◆ **PROBLEM**
Your task is to output the listing word for word, with pictures excluded.

[Records]
'''
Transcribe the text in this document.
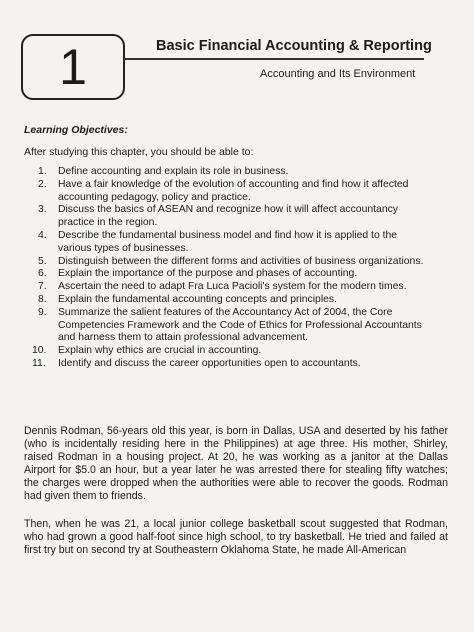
1	Basic Financial Accounting & Reporting
Accounting and Its Environment
Learning Objectives:
After studying this chapter, you should be able to:
1. Define accounting and explain its role in business.
2. Have a fair knowledge of the evolution of accounting and find how it affected accounting pedagogy, policy and practice.
3. Discuss the basics of ASEAN and recognize how it will affect accountancy practice in the region.
4. Describe the fundamental business model and find how it is applied to the various types of businesses.
5. Distinguish between the different forms and activities of business organizations.
6. Explain the importance of the purpose and phases of accounting.
7. Ascertain the need to adapt Fra Luca Pacioli's system for the modern times.
8. Explain the fundamental accounting concepts and principles.
9. Summarize the salient features of the Accountancy Act of 2004, the Core Competencies Framework and the Code of Ethics for Professional Accountants and harness them to attain professional advancement.
10. Explain why ethics are crucial in accounting.
11. Identify and discuss the career opportunities open to accountants.

Dennis Rodman, 56-years old this year, is born in Dallas, USA and deserted by his father (who is incidentally residing here in the Philippines) at age three. His mother, Shirley, raised Rodman in a housing project. At 20, he was working as a janitor at the Dallas Airport for $5.0 an hour, but a year later he was arrested there for stealing fifty watches; the charges were dropped when the authorities were able to recover the goods. Rodman had given them to friends.

Then, when he was 21, a local junior college basketball scout suggested that Rodman, who had grown a good half-foot since high school, to try basketball. He tried and failed at first try but on second try at Southeastern Oklahoma State, he made All-American
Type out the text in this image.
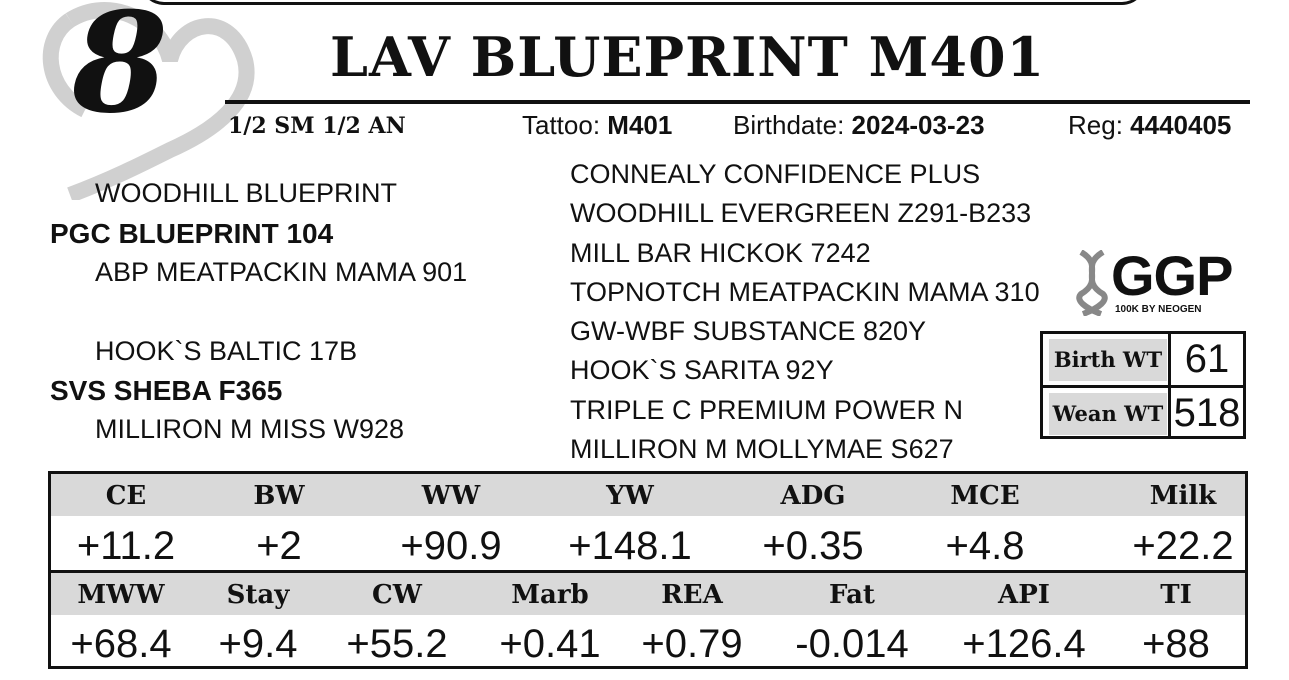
8	LAV BLUEPRINT M401
1/2 SM 1/2 AN	Tattoo: M401 Birthdate: 2024-03-23	Reg: 4440405
WOODHILL BLUEPRINT
PGC BLUEPRINT 104
ABP MEATPACKIN MAMA 901
HOOK`S BALTIC 17B
SVS SHEBA F365
MILLIRON M MISS W928
CONNEALY CONFIDENCE PLUS
WOODHILL EVERGREEN Z291-B233
MILL BAR HICKOK 7242
TOPNOTCH MEATPACKIN MAMA 310
GW-WBF SUBSTANCE 820Y
HOOK`S SARITA 92Y
TRIPLE C PREMIUM POWER N
MILLIRON M MOLLYMAE S627
GGP
100K BY NEOGEN
Birth WT 61
Wean WT 518
CE	BW	WW	YW	ADG	MCE	Milk
+11.2	+2	+90.9	+148.1	+0.35	+4.8	+22.2
MWW	Stay	CW	Marb	REA	Fat	API	TI
+68.4	+9.4	+55.2	+0.41	+0.79	-0.014	+126.4	+88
'''
◆ **RESPONSE TO THE TASK**
Transcribe the text in this document.
1	Basic Financial Accounting & Reporting
Accounting and Its Environment
Learning Objectives:
After studying this chapter, you should be able to:
1. Define accounting and explain its role in business.
2. Have a fair knowledge of the evolution of accounting and find how it affected accounting pedagogy, policy and practice.
3. Discuss the basics of ASEAN and recognize how it will affect accountancy practice in the region.
4. Describe the fundamental business model and find how it is applied to the various types of businesses.
5. Distinguish between the different forms and activities of business organizations.
6. Explain the importance of the purpose and phases of accounting.
7. Ascertain the need to adapt Fra Luca Pacioli's system for the modern times.
8. Explain the fundamental accounting concepts and principles.
9. Summarize the salient features of the Accountancy Act of 2004, the Core Competencies Framework and the Code of Ethics for Professional Accountants and harness them to attain professional advancement.
10. Explain why ethics are crucial in accounting.
11. Identify and discuss the career opportunities open to accountants.

Dennis Rodman, 56-years old this year, is born in Dallas, USA and deserted by his father (who is incidentally residing here in the Philippines) at age three. His mother, Shirley, raised Rodman in a housing project. At 20, he was working as a janitor at the Dallas Airport for $5.0 an hour, but a year later he was arrested there for stealing fifty watches; the charges were dropped when the authorities were able to recover the goods. Rodman had given them to friends.

Then, when he was 21, a local junior college basketball scout suggested that Rodman, who had grown a good half-foot since high school, to try basketball. He tried and failed at first try but on second try at Southeastern Oklahoma State, he made All-American
Type out the text in this image.
8	LAV BLUEPRINT M401
1/2 SM 1/2 AN	Tattoo: M401 Birthdate: 2024-03-23	Reg: 4440405
WOODHILL BLUEPRINT
PGC BLUEPRINT 104
ABP MEATPACKIN MAMA 901
HOOK`S BALTIC 17B
SVS SHEBA F365
MILLIRON M MISS W928
CONNEALY CONFIDENCE PLUS
WOODHILL EVERGREEN Z291-B233
MILL BAR HICKOK 7242
TOPNOTCH MEATPACKIN MAMA 310
GW-WBF SUBSTANCE 820Y
HOOK`S SARITA 92Y
TRIPLE C PREMIUM POWER N
MILLIRON M MOLLYMAE S627
GGP
100K BY NEOGEN
Birth WT 61
Wean WT 518
CE	BW	WW	YW	ADG	MCE	Milk
+11.2	+2	+90.9	+148.1	+0.35	+4.8	+22.2
MWW	Stay	CW	Marb	REA	Fat	API	TI
+68.4	+9.4	+55.2	+0.41	+0.79	-0.014	+126.4	+88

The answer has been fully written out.